• **STORED ROWS**
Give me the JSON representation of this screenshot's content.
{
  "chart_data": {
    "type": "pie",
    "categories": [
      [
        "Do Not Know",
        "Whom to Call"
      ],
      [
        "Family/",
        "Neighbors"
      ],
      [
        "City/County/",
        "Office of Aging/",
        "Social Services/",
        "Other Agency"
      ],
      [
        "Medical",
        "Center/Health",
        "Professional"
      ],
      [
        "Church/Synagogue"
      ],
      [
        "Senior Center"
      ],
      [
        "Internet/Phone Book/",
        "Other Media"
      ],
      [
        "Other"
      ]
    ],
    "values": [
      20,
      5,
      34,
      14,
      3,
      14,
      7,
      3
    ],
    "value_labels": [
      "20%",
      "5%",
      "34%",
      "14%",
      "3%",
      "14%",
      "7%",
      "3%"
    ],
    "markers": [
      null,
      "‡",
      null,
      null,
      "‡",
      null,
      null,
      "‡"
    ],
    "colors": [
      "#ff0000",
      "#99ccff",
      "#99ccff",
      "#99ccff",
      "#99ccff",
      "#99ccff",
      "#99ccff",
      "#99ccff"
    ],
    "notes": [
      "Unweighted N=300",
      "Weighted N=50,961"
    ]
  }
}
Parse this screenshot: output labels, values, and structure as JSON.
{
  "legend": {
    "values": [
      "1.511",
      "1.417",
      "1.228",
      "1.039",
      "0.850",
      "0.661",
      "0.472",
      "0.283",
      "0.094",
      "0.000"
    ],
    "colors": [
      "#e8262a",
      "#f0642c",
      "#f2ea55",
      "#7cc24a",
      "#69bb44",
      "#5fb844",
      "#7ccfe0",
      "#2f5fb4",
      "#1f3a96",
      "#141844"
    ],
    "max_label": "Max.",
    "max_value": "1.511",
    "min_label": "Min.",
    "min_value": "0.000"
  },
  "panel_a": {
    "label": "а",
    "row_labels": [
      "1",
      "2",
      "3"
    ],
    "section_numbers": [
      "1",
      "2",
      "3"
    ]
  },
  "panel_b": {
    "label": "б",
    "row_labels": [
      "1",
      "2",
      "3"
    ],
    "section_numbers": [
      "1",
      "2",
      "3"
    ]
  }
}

• **OBJECTIVE**
From the listing above, extract all records word for word.

• **EXERCISE OUTPUT**
Give me the JSON representation of this screenshot's content.
{
  "chart_data": {
    "type": "pie",
    "categories": [
      [
        "Do Not Know",
        "Whom to Call"
      ],
      [
        "Family/",
        "Neighbors"
      ],
      [
        "City/County/",
        "Office of Aging/",
        "Social Services/",
        "Other Agency"
      ],
      [
        "Medical",
        "Center/Health",
        "Professional"
      ],
      [
        "Church/Synagogue"
      ],
      [
        "Senior Center"
      ],
      [
        "Internet/Phone Book/",
        "Other Media"
      ],
      [
        "Other"
      ]
    ],
    "values": [
      20,
      5,
      34,
      14,
      3,
      14,
      7,
      3
    ],
    "value_labels": [
      "20%",
      "5%",
      "34%",
      "14%",
      "3%",
      "14%",
      "7%",
      "3%"
    ],
    "markers": [
      null,
      "‡",
      null,
      null,
      "‡",
      null,
      null,
      "‡"
    ],
    "colors": [
      "#ff0000",
      "#99ccff",
      "#99ccff",
      "#99ccff",
      "#99ccff",
      "#99ccff",
      "#99ccff",
      "#99ccff"
    ],
    "notes": [
      "Unweighted N=300",
      "Weighted N=50,961"
    ]
  }
}
Parse this screenshot: output labels, values, and structure as JSON.
{
  "legend": {
    "values": [
      "1.511",
      "1.417",
      "1.228",
      "1.039",
      "0.850",
      "0.661",
      "0.472",
      "0.283",
      "0.094",
      "0.000"
    ],
    "colors": [
      "#e8262a",
      "#f0642c",
      "#f2ea55",
      "#7cc24a",
      "#69bb44",
      "#5fb844",
      "#7ccfe0",
      "#2f5fb4",
      "#1f3a96",
      "#141844"
    ],
    "max_label": "Max.",
    "max_value": "1.511",
    "min_label": "Min.",
    "min_value": "0.000"
  },
  "panel_a": {
    "label": "а",
    "row_labels": [
      "1",
      "2",
      "3"
    ],
    "section_numbers": [
      "1",
      "2",
      "3"
    ]
  },
  "panel_b": {
    "label": "б",
    "row_labels": [
      "1",
      "2",
      "3"
    ],
    "section_numbers": [
      "1",
      "2",
      "3"
    ]
  }
}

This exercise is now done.